Problem to work on —
Make an exact copy of the data below, leaving out every picture.

Source records —
start

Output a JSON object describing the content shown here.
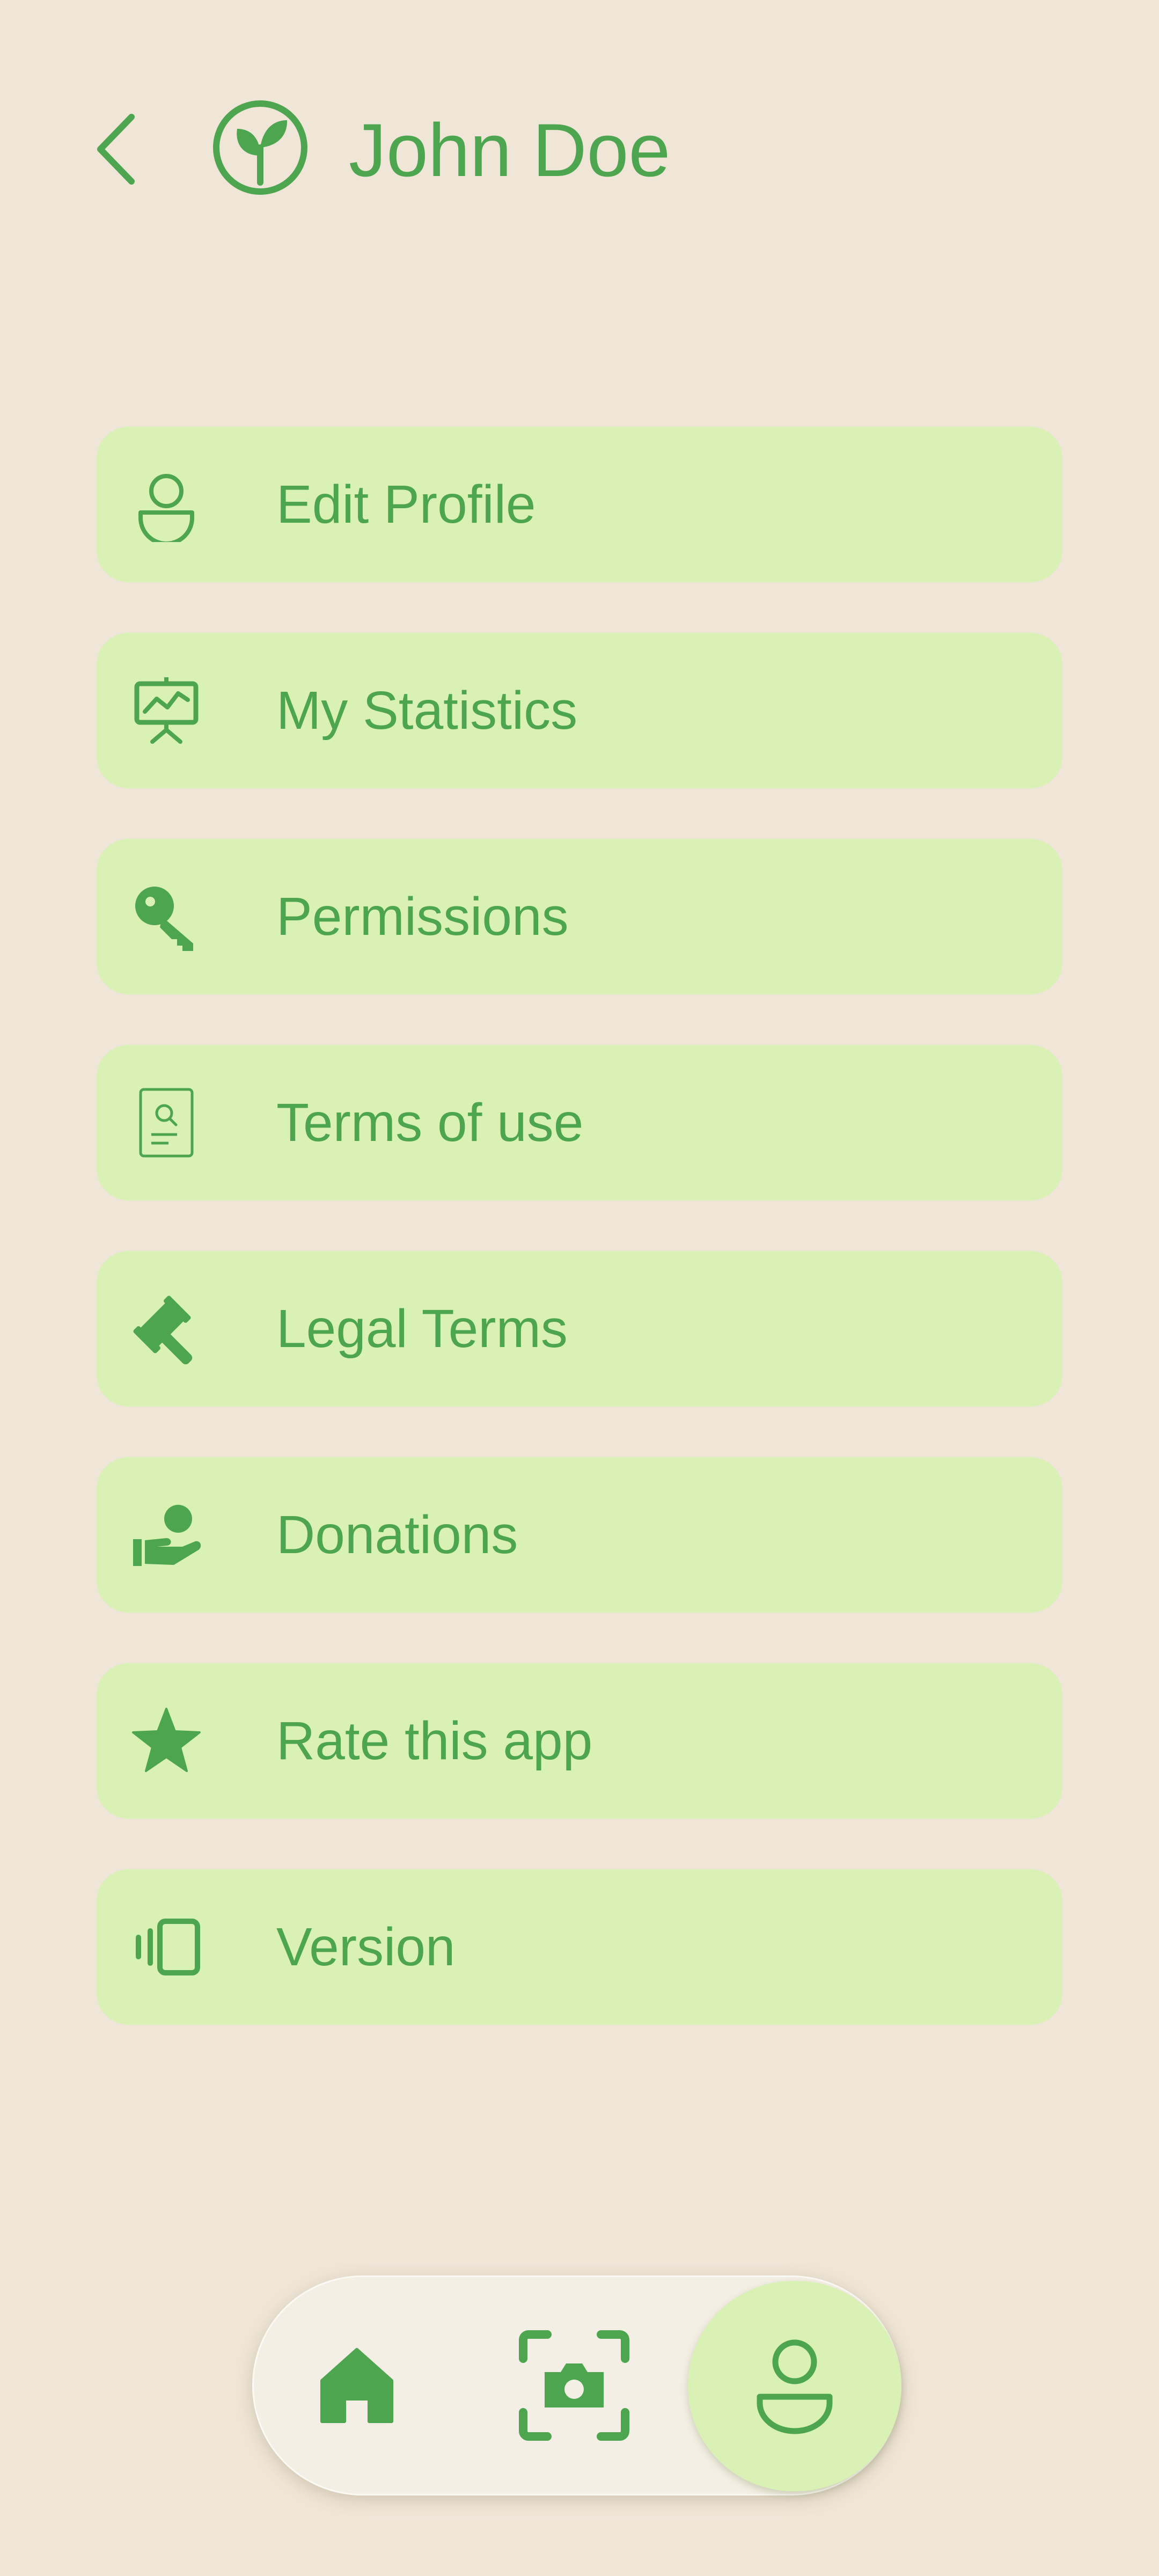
{
  "header": {
    "title": "John Doe",
    "back_icon": "chevron-left-icon",
    "logo_icon": "sprout-icon"
  },
  "menu": {
    "items": [
      {
        "label": "Edit Profile",
        "icon": "user-icon"
      },
      {
        "label": "My Statistics",
        "icon": "presentation-chart-icon"
      },
      {
        "label": "Permissions",
        "icon": "key-icon"
      },
      {
        "label": "Terms of use",
        "icon": "document-search-icon"
      },
      {
        "label": "Legal Terms",
        "icon": "gavel-icon"
      },
      {
        "label": "Donations",
        "icon": "hand-heart-donate-icon"
      },
      {
        "label": "Rate this app",
        "icon": "star-icon"
      },
      {
        "label": "Version",
        "icon": "vibrate-phone-icon"
      }
    ]
  },
  "bottom_nav": {
    "items": [
      {
        "icon": "home-icon",
        "active": false
      },
      {
        "icon": "camera-scan-icon",
        "active": false
      },
      {
        "icon": "user-icon",
        "active": true
      }
    ]
  },
  "colors": {
    "background": "#EFE6D8",
    "card": "#D9F1B4",
    "accent": "#4DA64F",
    "nav_background": "#F4EFE4"
  }
}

end

Full answer —
Output a JSON object describing the content shown here.
{
  "header": {
    "title": "John Doe",
    "back_icon": "chevron-left-icon",
    "logo_icon": "sprout-icon"
  },
  "menu": {
    "items": [
      {
        "label": "Edit Profile",
        "icon": "user-icon"
      },
      {
        "label": "My Statistics",
        "icon": "presentation-chart-icon"
      },
      {
        "label": "Permissions",
        "icon": "key-icon"
      },
      {
        "label": "Terms of use",
        "icon": "document-search-icon"
      },
      {
        "label": "Legal Terms",
        "icon": "gavel-icon"
      },
      {
        "label": "Donations",
        "icon": "hand-heart-donate-icon"
      },
      {
        "label": "Rate this app",
        "icon": "star-icon"
      },
      {
        "label": "Version",
        "icon": "vibrate-phone-icon"
      }
    ]
  },
  "bottom_nav": {
    "items": [
      {
        "icon": "home-icon",
        "active": false
      },
      {
        "icon": "camera-scan-icon",
        "active": false
      },
      {
        "icon": "user-icon",
        "active": true
      }
    ]
  },
  "colors": {
    "background": "#EFE6D8",
    "card": "#D9F1B4",
    "accent": "#4DA64F",
    "nav_background": "#F4EFE4"
  }
}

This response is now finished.